Record set:

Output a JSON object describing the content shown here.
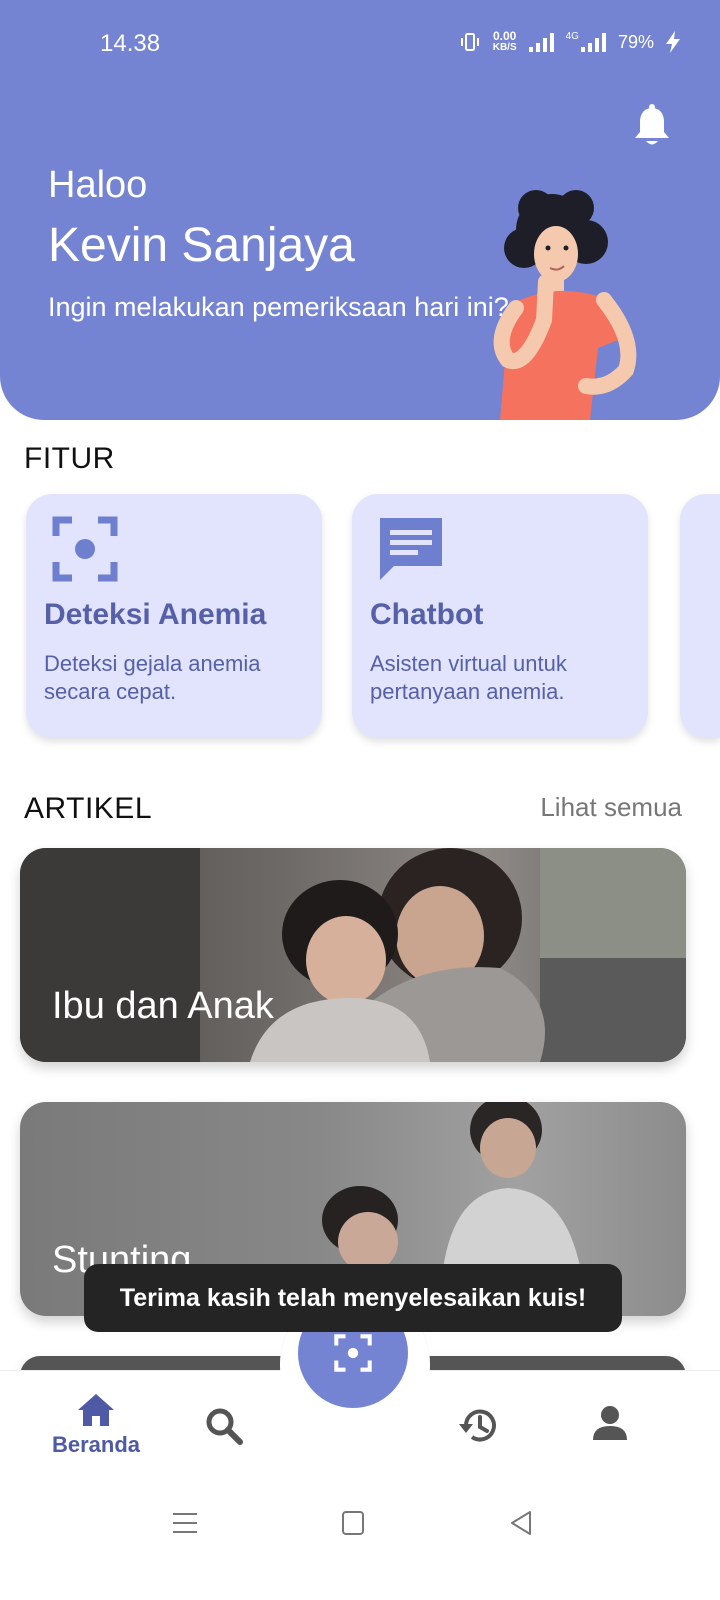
{
  "status_bar": {
    "time": "14.38",
    "net_speed_value": "0.00",
    "net_speed_unit": "KB/S",
    "network_label": "4G",
    "battery": "79%"
  },
  "header": {
    "greeting": "Haloo",
    "user_name": "Kevin Sanjaya",
    "prompt": "Ingin melakukan pemeriksaan hari ini?",
    "accent_color": "#7484d2"
  },
  "features": {
    "title": "FITUR",
    "items": [
      {
        "icon": "scan-icon",
        "title": "Deteksi Anemia",
        "description": "Deteksi gejala anemia secara cepat."
      },
      {
        "icon": "chat-icon",
        "title": "Chatbot",
        "description": "Asisten virtual untuk pertanyaan anemia."
      }
    ]
  },
  "articles": {
    "title": "ARTIKEL",
    "see_all": "Lihat semua",
    "items": [
      {
        "label": "Ibu dan Anak"
      },
      {
        "label": "Stunting"
      }
    ]
  },
  "toast": {
    "message": "Terima kasih telah menyelesaikan kuis!"
  },
  "bottom_nav": {
    "items": [
      {
        "icon": "home-icon",
        "label": "Beranda",
        "active": true
      },
      {
        "icon": "search-icon",
        "label": ""
      },
      {
        "icon": "scan-icon",
        "label": ""
      },
      {
        "icon": "history-icon",
        "label": ""
      },
      {
        "icon": "profile-icon",
        "label": ""
      }
    ]
  }
}
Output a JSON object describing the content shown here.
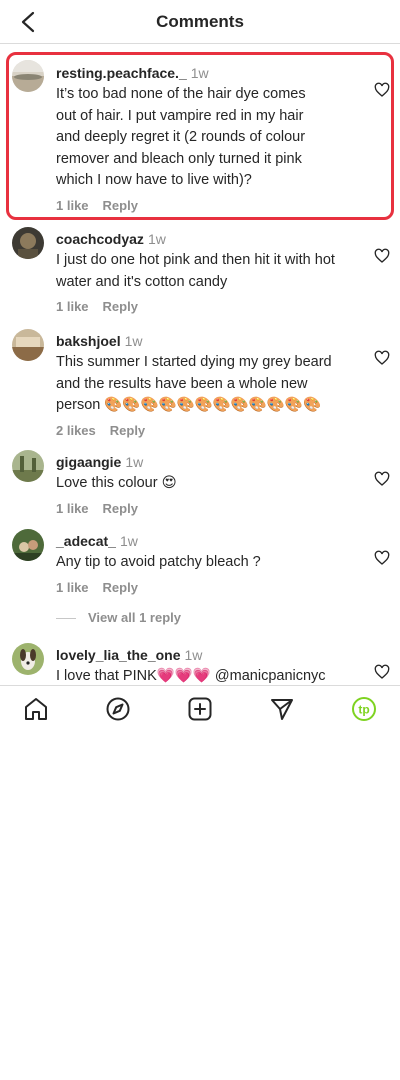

Set problem: The word "icon" appears in how many lines of the records? Give the number only.

Response to the task: 7